* EXERCISE DESCRIPTION
Exactly as they appear, output all of the records. Skip any images.

* EXERCISE INPUT
--- BEGIN ---

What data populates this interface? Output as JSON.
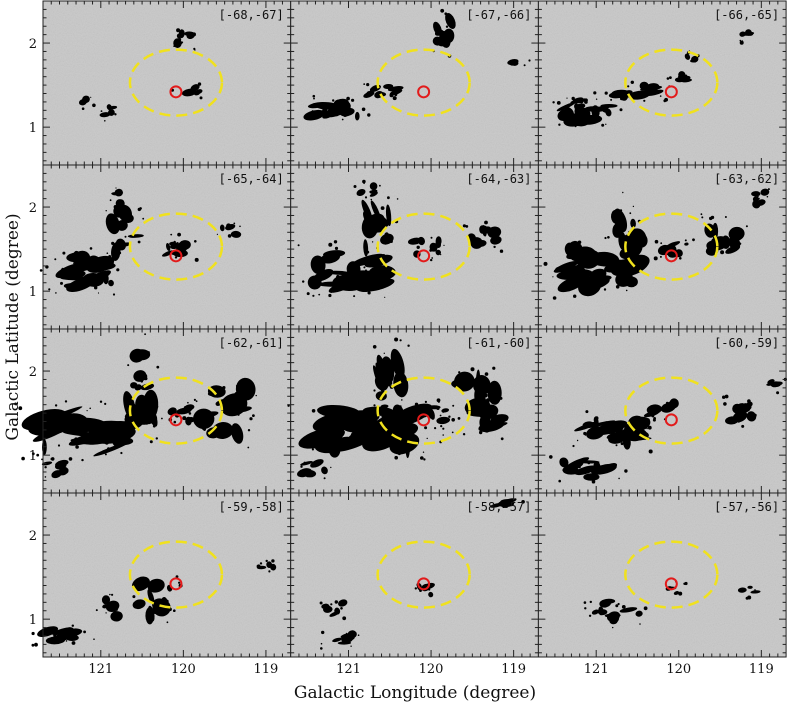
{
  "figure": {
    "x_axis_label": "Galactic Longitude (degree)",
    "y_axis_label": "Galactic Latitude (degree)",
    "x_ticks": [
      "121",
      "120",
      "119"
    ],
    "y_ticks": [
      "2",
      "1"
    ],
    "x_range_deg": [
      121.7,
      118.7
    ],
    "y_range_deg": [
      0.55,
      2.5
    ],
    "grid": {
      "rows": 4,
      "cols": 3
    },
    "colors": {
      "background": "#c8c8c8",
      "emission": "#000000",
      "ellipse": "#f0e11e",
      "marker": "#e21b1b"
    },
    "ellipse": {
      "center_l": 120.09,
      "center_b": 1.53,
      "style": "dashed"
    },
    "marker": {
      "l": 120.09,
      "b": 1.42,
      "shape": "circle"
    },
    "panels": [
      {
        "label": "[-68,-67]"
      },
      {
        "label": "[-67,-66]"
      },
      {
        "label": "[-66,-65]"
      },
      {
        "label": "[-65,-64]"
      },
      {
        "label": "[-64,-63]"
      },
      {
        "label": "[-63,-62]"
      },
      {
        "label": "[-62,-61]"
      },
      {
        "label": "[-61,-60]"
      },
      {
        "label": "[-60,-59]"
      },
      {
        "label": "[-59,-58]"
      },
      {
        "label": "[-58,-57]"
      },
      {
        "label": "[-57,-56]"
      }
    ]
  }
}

--- END ---

* OUTPUT OF THE EXERCISE
What data populates this interface? Output as JSON.
{
  "figure": {
    "x_axis_label": "Galactic Longitude (degree)",
    "y_axis_label": "Galactic Latitude (degree)",
    "x_ticks": [
      "121",
      "120",
      "119"
    ],
    "y_ticks": [
      "2",
      "1"
    ],
    "x_range_deg": [
      121.7,
      118.7
    ],
    "y_range_deg": [
      0.55,
      2.5
    ],
    "grid": {
      "rows": 4,
      "cols": 3
    },
    "colors": {
      "background": "#c8c8c8",
      "emission": "#000000",
      "ellipse": "#f0e11e",
      "marker": "#e21b1b"
    },
    "ellipse": {
      "center_l": 120.09,
      "center_b": 1.53,
      "style": "dashed"
    },
    "marker": {
      "l": 120.09,
      "b": 1.42,
      "shape": "circle"
    },
    "panels": [
      {
        "label": "[-68,-67]"
      },
      {
        "label": "[-67,-66]"
      },
      {
        "label": "[-66,-65]"
      },
      {
        "label": "[-65,-64]"
      },
      {
        "label": "[-64,-63]"
      },
      {
        "label": "[-63,-62]"
      },
      {
        "label": "[-62,-61]"
      },
      {
        "label": "[-61,-60]"
      },
      {
        "label": "[-60,-59]"
      },
      {
        "label": "[-59,-58]"
      },
      {
        "label": "[-58,-57]"
      },
      {
        "label": "[-57,-56]"
      }
    ]
  }
}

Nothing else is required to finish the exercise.